EXERCISE GOAL | Copy the lines below as they are; omit the images they contain.

RECORDS FOR THE TASK |
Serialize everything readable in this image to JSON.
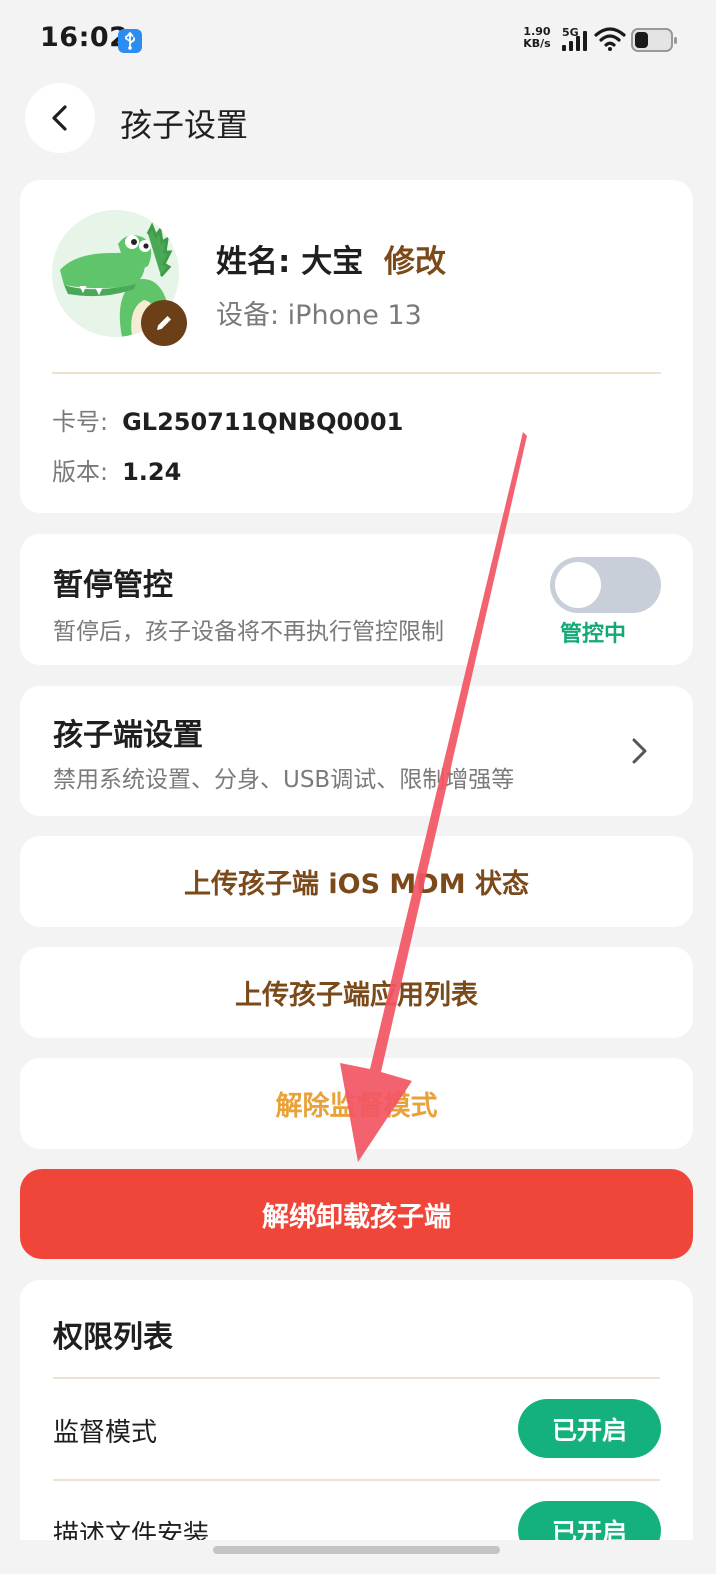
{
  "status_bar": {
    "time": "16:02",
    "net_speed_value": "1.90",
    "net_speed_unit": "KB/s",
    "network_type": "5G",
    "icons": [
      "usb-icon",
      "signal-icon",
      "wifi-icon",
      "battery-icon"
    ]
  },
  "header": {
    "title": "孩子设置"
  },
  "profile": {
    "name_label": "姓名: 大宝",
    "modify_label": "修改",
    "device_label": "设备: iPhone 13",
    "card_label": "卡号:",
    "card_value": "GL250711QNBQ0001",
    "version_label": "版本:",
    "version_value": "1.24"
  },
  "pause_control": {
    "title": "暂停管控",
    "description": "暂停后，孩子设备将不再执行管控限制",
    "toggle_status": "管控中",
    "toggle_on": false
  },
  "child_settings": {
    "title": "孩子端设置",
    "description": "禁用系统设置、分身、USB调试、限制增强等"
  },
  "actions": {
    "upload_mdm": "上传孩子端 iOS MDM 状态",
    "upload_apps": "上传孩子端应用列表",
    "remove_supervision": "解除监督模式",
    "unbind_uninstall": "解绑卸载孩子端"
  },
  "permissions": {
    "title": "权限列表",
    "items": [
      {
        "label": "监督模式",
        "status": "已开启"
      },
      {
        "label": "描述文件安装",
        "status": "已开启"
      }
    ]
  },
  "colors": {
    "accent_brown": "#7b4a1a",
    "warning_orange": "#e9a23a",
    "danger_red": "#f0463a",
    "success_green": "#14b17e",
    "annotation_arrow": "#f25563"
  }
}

TASK RESPONSE |
Serialize everything readable in this image to JSON.
{
  "status_bar": {
    "time": "16:02",
    "net_speed_value": "1.90",
    "net_speed_unit": "KB/s",
    "network_type": "5G",
    "icons": [
      "usb-icon",
      "signal-icon",
      "wifi-icon",
      "battery-icon"
    ]
  },
  "header": {
    "title": "孩子设置"
  },
  "profile": {
    "name_label": "姓名: 大宝",
    "modify_label": "修改",
    "device_label": "设备: iPhone 13",
    "card_label": "卡号:",
    "card_value": "GL250711QNBQ0001",
    "version_label": "版本:",
    "version_value": "1.24"
  },
  "pause_control": {
    "title": "暂停管控",
    "description": "暂停后，孩子设备将不再执行管控限制",
    "toggle_status": "管控中",
    "toggle_on": false
  },
  "child_settings": {
    "title": "孩子端设置",
    "description": "禁用系统设置、分身、USB调试、限制增强等"
  },
  "actions": {
    "upload_mdm": "上传孩子端 iOS MDM 状态",
    "upload_apps": "上传孩子端应用列表",
    "remove_supervision": "解除监督模式",
    "unbind_uninstall": "解绑卸载孩子端"
  },
  "permissions": {
    "title": "权限列表",
    "items": [
      {
        "label": "监督模式",
        "status": "已开启"
      },
      {
        "label": "描述文件安装",
        "status": "已开启"
      }
    ]
  },
  "colors": {
    "accent_brown": "#7b4a1a",
    "warning_orange": "#e9a23a",
    "danger_red": "#f0463a",
    "success_green": "#14b17e",
    "annotation_arrow": "#f25563"
  }
}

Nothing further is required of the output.